- _PROBLEM_
Write out each line exactly as it stands, please.
BEGIN SUPPLIED DATA
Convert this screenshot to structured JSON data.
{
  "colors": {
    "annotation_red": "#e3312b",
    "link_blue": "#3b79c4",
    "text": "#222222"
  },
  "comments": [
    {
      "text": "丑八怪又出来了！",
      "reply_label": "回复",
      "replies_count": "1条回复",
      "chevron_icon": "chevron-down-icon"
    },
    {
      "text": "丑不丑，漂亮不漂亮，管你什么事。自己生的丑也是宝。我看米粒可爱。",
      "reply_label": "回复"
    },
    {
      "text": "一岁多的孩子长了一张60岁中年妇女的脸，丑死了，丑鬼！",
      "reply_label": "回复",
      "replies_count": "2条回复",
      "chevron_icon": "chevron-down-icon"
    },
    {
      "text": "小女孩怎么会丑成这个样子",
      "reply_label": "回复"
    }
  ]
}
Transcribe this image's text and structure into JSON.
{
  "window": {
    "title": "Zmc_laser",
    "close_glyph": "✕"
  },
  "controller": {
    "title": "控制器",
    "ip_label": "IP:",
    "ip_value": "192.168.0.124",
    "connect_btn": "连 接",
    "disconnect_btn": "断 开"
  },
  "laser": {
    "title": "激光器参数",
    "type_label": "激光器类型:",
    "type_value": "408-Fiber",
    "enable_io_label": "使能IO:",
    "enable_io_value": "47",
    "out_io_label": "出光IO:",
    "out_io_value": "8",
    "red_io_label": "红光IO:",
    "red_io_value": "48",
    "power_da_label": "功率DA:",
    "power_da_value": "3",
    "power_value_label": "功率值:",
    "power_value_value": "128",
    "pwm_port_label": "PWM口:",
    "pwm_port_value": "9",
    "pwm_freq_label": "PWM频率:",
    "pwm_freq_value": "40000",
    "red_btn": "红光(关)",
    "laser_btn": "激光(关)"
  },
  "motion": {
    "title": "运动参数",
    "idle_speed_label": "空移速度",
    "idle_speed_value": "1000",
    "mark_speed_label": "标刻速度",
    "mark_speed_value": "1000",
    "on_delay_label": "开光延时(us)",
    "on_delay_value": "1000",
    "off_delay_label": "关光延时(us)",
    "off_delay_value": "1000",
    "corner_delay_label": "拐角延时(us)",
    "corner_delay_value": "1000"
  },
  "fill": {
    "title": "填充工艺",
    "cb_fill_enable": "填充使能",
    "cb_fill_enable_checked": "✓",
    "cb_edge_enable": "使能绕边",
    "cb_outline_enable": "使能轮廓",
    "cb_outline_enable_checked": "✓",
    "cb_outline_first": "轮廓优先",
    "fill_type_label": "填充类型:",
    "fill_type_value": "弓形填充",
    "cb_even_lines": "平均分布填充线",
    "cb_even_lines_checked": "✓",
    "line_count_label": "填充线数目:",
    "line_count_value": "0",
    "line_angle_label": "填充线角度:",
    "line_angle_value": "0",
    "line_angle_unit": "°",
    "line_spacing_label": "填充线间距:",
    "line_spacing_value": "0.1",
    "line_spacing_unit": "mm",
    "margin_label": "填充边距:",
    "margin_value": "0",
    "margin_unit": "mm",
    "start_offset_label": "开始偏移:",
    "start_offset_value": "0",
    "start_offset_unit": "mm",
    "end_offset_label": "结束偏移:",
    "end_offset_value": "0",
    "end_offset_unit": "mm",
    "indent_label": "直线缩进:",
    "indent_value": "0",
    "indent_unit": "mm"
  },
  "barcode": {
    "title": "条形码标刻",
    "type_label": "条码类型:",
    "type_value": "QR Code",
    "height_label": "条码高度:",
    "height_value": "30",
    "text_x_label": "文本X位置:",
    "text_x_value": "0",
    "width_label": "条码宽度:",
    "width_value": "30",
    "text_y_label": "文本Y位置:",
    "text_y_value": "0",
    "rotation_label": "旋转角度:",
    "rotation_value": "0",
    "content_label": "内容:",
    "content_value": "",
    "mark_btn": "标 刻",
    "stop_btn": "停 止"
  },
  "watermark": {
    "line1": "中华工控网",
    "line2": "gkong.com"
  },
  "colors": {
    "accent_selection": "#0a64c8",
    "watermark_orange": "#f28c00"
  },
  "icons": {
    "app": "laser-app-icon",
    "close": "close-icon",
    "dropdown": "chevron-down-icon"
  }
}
END SUPPLIED DATA
- _REPLY TO THE TASK_
Convert this screenshot to structured JSON data.
{
  "colors": {
    "annotation_red": "#e3312b",
    "link_blue": "#3b79c4",
    "text": "#222222"
  },
  "comments": [
    {
      "text": "丑八怪又出来了！",
      "reply_label": "回复",
      "replies_count": "1条回复",
      "chevron_icon": "chevron-down-icon"
    },
    {
      "text": "丑不丑，漂亮不漂亮，管你什么事。自己生的丑也是宝。我看米粒可爱。",
      "reply_label": "回复"
    },
    {
      "text": "一岁多的孩子长了一张60岁中年妇女的脸，丑死了，丑鬼！",
      "reply_label": "回复",
      "replies_count": "2条回复",
      "chevron_icon": "chevron-down-icon"
    },
    {
      "text": "小女孩怎么会丑成这个样子",
      "reply_label": "回复"
    }
  ]
}
Transcribe this image's text and structure into JSON.
{
  "window": {
    "title": "Zmc_laser",
    "close_glyph": "✕"
  },
  "controller": {
    "title": "控制器",
    "ip_label": "IP:",
    "ip_value": "192.168.0.124",
    "connect_btn": "连 接",
    "disconnect_btn": "断 开"
  },
  "laser": {
    "title": "激光器参数",
    "type_label": "激光器类型:",
    "type_value": "408-Fiber",
    "enable_io_label": "使能IO:",
    "enable_io_value": "47",
    "out_io_label": "出光IO:",
    "out_io_value": "8",
    "red_io_label": "红光IO:",
    "red_io_value": "48",
    "power_da_label": "功率DA:",
    "power_da_value": "3",
    "power_value_label": "功率值:",
    "power_value_value": "128",
    "pwm_port_label": "PWM口:",
    "pwm_port_value": "9",
    "pwm_freq_label": "PWM频率:",
    "pwm_freq_value": "40000",
    "red_btn": "红光(关)",
    "laser_btn": "激光(关)"
  },
  "motion": {
    "title": "运动参数",
    "idle_speed_label": "空移速度",
    "idle_speed_value": "1000",
    "mark_speed_label": "标刻速度",
    "mark_speed_value": "1000",
    "on_delay_label": "开光延时(us)",
    "on_delay_value": "1000",
    "off_delay_label": "关光延时(us)",
    "off_delay_value": "1000",
    "corner_delay_label": "拐角延时(us)",
    "corner_delay_value": "1000"
  },
  "fill": {
    "title": "填充工艺",
    "cb_fill_enable": "填充使能",
    "cb_fill_enable_checked": "✓",
    "cb_edge_enable": "使能绕边",
    "cb_outline_enable": "使能轮廓",
    "cb_outline_enable_checked": "✓",
    "cb_outline_first": "轮廓优先",
    "fill_type_label": "填充类型:",
    "fill_type_value": "弓形填充",
    "cb_even_lines": "平均分布填充线",
    "cb_even_lines_checked": "✓",
    "line_count_label": "填充线数目:",
    "line_count_value": "0",
    "line_angle_label": "填充线角度:",
    "line_angle_value": "0",
    "line_angle_unit": "°",
    "line_spacing_label": "填充线间距:",
    "line_spacing_value": "0.1",
    "line_spacing_unit": "mm",
    "margin_label": "填充边距:",
    "margin_value": "0",
    "margin_unit": "mm",
    "start_offset_label": "开始偏移:",
    "start_offset_value": "0",
    "start_offset_unit": "mm",
    "end_offset_label": "结束偏移:",
    "end_offset_value": "0",
    "end_offset_unit": "mm",
    "indent_label": "直线缩进:",
    "indent_value": "0",
    "indent_unit": "mm"
  },
  "barcode": {
    "title": "条形码标刻",
    "type_label": "条码类型:",
    "type_value": "QR Code",
    "height_label": "条码高度:",
    "height_value": "30",
    "text_x_label": "文本X位置:",
    "text_x_value": "0",
    "width_label": "条码宽度:",
    "width_value": "30",
    "text_y_label": "文本Y位置:",
    "text_y_value": "0",
    "rotation_label": "旋转角度:",
    "rotation_value": "0",
    "content_label": "内容:",
    "content_value": "",
    "mark_btn": "标 刻",
    "stop_btn": "停 止"
  },
  "watermark": {
    "line1": "中华工控网",
    "line2": "gkong.com"
  },
  "colors": {
    "accent_selection": "#0a64c8",
    "watermark_orange": "#f28c00"
  },
  "icons": {
    "app": "laser-app-icon",
    "close": "close-icon",
    "dropdown": "chevron-down-icon"
  }
}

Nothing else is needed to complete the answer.